[Supplied entries]
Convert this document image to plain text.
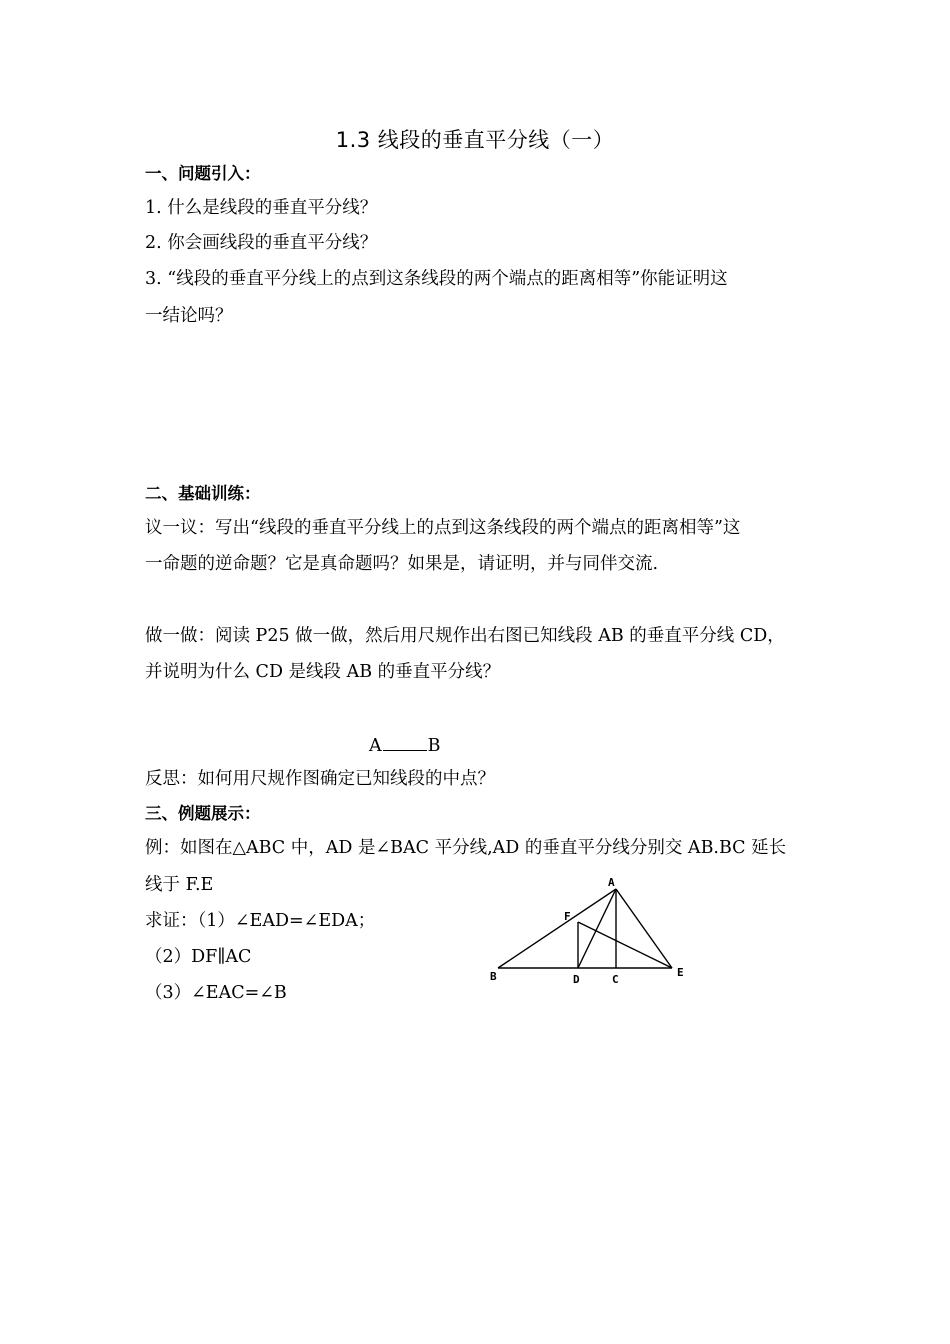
1.3 线段的垂直平分线（一）
一、问题引入：
1. 什么是线段的垂直平分线？
2. 你会画线段的垂直平分线？
3. “线段的垂直平分线上的点到这条线段的两个端点的距离相等”你能证明这
一结论吗？
二、基础训练：
议一议：写出“线段的垂直平分线上的点到这条线段的两个端点的距离相等”这
一命题的逆命题？它是真命题吗？如果是，请证明，并与同伴交流.
做一做：阅读 P25 做一做，然后用尺规作出右图已知线段 AB 的垂直平分线 CD，
并说明为什么 CD 是线段 AB 的垂直平分线？
A	B
反思：如何用尺规作图确定已知线段的中点？
三、例题展示：
例：如图在△ABC 中，AD 是∠BAC 平分线,AD 的垂直平分线分别交 AB.BC 延长
线于 F.E
求证：（1）∠EAD=∠EDA；
（2）DF∥AC
（3）∠EAC=∠B
A
F
B	D	C
E
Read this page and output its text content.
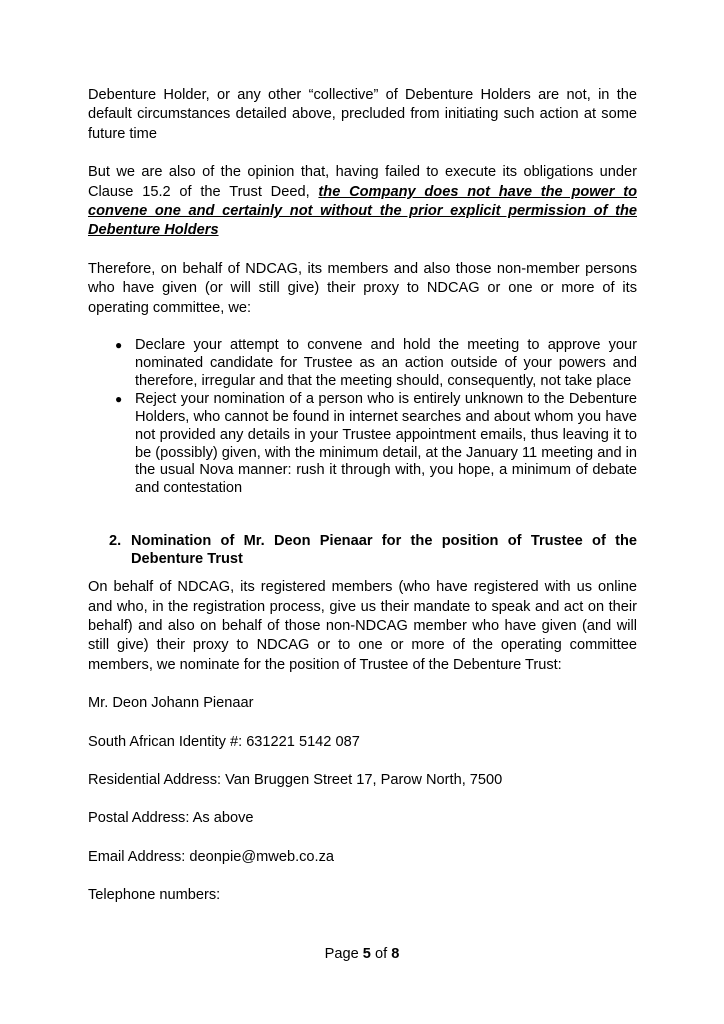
Debenture Holder, or any other “collective” of Debenture Holders are not, in the default circumstances detailed above, precluded from initiating such action at some future time

But we are also of the opinion that, having failed to execute its obligations under Clause 15.2 of the Trust Deed, the Company does not have the power to convene one and certainly not without the prior explicit permission of the Debenture Holders

Therefore, on behalf of NDCAG, its members and also those non-member persons who have given (or will still give) their proxy to NDCAG or one or more of its operating committee, we:

● Declare your attempt to convene and hold the meeting to approve your nominated candidate for Trustee as an action outside of your powers and therefore, irregular and that the meeting should, consequently, not take place
● Reject your nomination of a person who is entirely unknown to the Debenture Holders, who cannot be found in internet searches and about whom you have not provided any details in your Trustee appointment emails, thus leaving it to be (possibly) given, with the minimum detail, at the January 11 meeting and in the usual Nova manner: rush it through with, you hope, a minimum of debate and contestation
2. Nomination of Mr. Deon Pienaar for the position of Trustee of the Debenture Trust

On behalf of NDCAG, its registered members (who have registered with us online and who, in the registration process, give us their mandate to speak and act on their behalf) and also on behalf of those non-NDCAG member who have given (and will still give) their proxy to NDCAG or to one or more of the operating committee members, we nominate for the position of Trustee of the Debenture Trust:

Mr. Deon Johann Pienaar

South African Identity #: 631221 5142 087

Residential Address: Van Bruggen Street 17, Parow North, 7500

Postal Address: As above

Email Address: deonpie@mweb.co.za

Telephone numbers:

Page 5 of 8
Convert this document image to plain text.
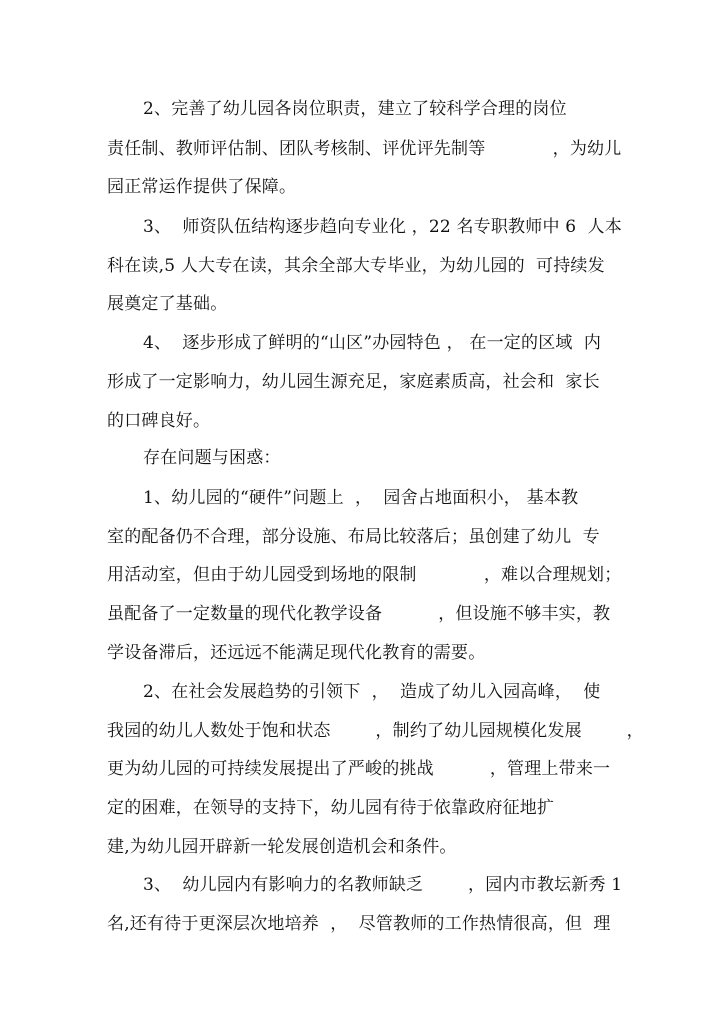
2、完善了幼儿园各岗位职责，建立了较科学合理的岗位
责任制、教师评估制、团队考核制、评优评先制等            ，为幼儿
园正常运作提供了保障。
3、  师资队伍结构逐步趋向专业化 ，22 名专职教师中 6  人本
科在读,5 人大专在读，其余全部大专毕业，为幼儿园的  可持续发
展奠定了基础。
4、  逐步形成了鲜明的“山区”办园特色 ， 在一定的区域  内
形成了一定影响力，幼儿园生源充足，家庭素质高，社会和  家长
的口碑良好。
存在问题与困惑：
1、幼儿园的“硬件”问题上  ，  园舍占地面积小， 基本教
室的配备仍不合理，部分设施、布局比较落后；虽创建了幼儿  专
用活动室，但由于幼儿园受到场地的限制            ，难以合理规划；
虽配备了一定数量的现代化教学设备          ，但设施不够丰实，教
学设备滞后，还远远不能满足现代化教育的需要。
2、在社会发展趋势的引领下  ，  造成了幼儿入园高峰，  使
我园的幼儿人数处于饱和状态        ，制约了幼儿园规模化发展        ，
更为幼儿园的可持续发展提出了严峻的挑战          ，管理上带来一
定的困难，在领导的支持下，幼儿园有待于依靠政府征地扩
建,为幼儿园开辟新一轮发展创造机会和条件。
3、  幼儿园内有影响力的名教师缺乏        ，园内市教坛新秀 1
名,还有待于更深层次地培养  ，  尽管教师的工作热情很高，但  理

[Goal] Exclude the pictures, and transcribe all of the material exactly.

[Full output]
Convert this document image to plain text.
1.3 线段的垂直平分线（一）
一、问题引入：
1. 什么是线段的垂直平分线？
2. 你会画线段的垂直平分线？
3. “线段的垂直平分线上的点到这条线段的两个端点的距离相等”你能证明这
一结论吗？
二、基础训练：
议一议：写出“线段的垂直平分线上的点到这条线段的两个端点的距离相等”这
一命题的逆命题？它是真命题吗？如果是，请证明，并与同伴交流.
做一做：阅读 P25 做一做，然后用尺规作出右图已知线段 AB 的垂直平分线 CD，
并说明为什么 CD 是线段 AB 的垂直平分线？
A	B
反思：如何用尺规作图确定已知线段的中点？
三、例题展示：
例：如图在△ABC 中，AD 是∠BAC 平分线,AD 的垂直平分线分别交 AB.BC 延长
线于 F.E
求证：（1）∠EAD=∠EDA；
（2）DF∥AC
（3）∠EAC=∠B
A
F
B	D	C
E
Read this page and output its text content.
Debenture Holder, or any other “collective” of Debenture Holders are not, in the default circumstances detailed above, precluded from initiating such action at some future time

But we are also of the opinion that, having failed to execute its obligations under Clause 15.2 of the Trust Deed, the Company does not have the power to convene one and certainly not without the prior explicit permission of the Debenture Holders

Therefore, on behalf of NDCAG, its members and also those non-member persons who have given (or will still give) their proxy to NDCAG or one or more of its operating committee, we:

● Declare your attempt to convene and hold the meeting to approve your nominated candidate for Trustee as an action outside of your powers and therefore, irregular and that the meeting should, consequently, not take place
● Reject your nomination of a person who is entirely unknown to the Debenture Holders, who cannot be found in internet searches and about whom you have not provided any details in your Trustee appointment emails, thus leaving it to be (possibly) given, with the minimum detail, at the January 11 meeting and in the usual Nova manner: rush it through with, you hope, a minimum of debate and contestation
2. Nomination of Mr. Deon Pienaar for the position of Trustee of the Debenture Trust

On behalf of NDCAG, its registered members (who have registered with us online and who, in the registration process, give us their mandate to speak and act on their behalf) and also on behalf of those non-NDCAG member who have given (and will still give) their proxy to NDCAG or to one or more of the operating committee members, we nominate for the position of Trustee of the Debenture Trust:

Mr. Deon Johann Pienaar

South African Identity #: 631221 5142 087

Residential Address: Van Bruggen Street 17, Parow North, 7500

Postal Address: As above

Email Address: deonpie@mweb.co.za

Telephone numbers:

Page 5 of 8
Convert this document image to plain text.
2、完善了幼儿园各岗位职责，建立了较科学合理的岗位
责任制、教师评估制、团队考核制、评优评先制等            ，为幼儿
园正常运作提供了保障。
3、  师资队伍结构逐步趋向专业化 ，22 名专职教师中 6  人本
科在读,5 人大专在读，其余全部大专毕业，为幼儿园的  可持续发
展奠定了基础。
4、  逐步形成了鲜明的“山区”办园特色 ， 在一定的区域  内
形成了一定影响力，幼儿园生源充足，家庭素质高，社会和  家长
的口碑良好。
存在问题与困惑：
1、幼儿园的“硬件”问题上  ，  园舍占地面积小， 基本教
室的配备仍不合理，部分设施、布局比较落后；虽创建了幼儿  专
用活动室，但由于幼儿园受到场地的限制            ，难以合理规划；
虽配备了一定数量的现代化教学设备          ，但设施不够丰实，教
学设备滞后，还远远不能满足现代化教育的需要。
2、在社会发展趋势的引领下  ，  造成了幼儿入园高峰，  使
我园的幼儿人数处于饱和状态        ，制约了幼儿园规模化发展        ，
更为幼儿园的可持续发展提出了严峻的挑战          ，管理上带来一
定的困难，在领导的支持下，幼儿园有待于依靠政府征地扩
建,为幼儿园开辟新一轮发展创造机会和条件。
3、  幼儿园内有影响力的名教师缺乏        ，园内市教坛新秀 1
名,还有待于更深层次地培养  ，  尽管教师的工作热情很高，但  理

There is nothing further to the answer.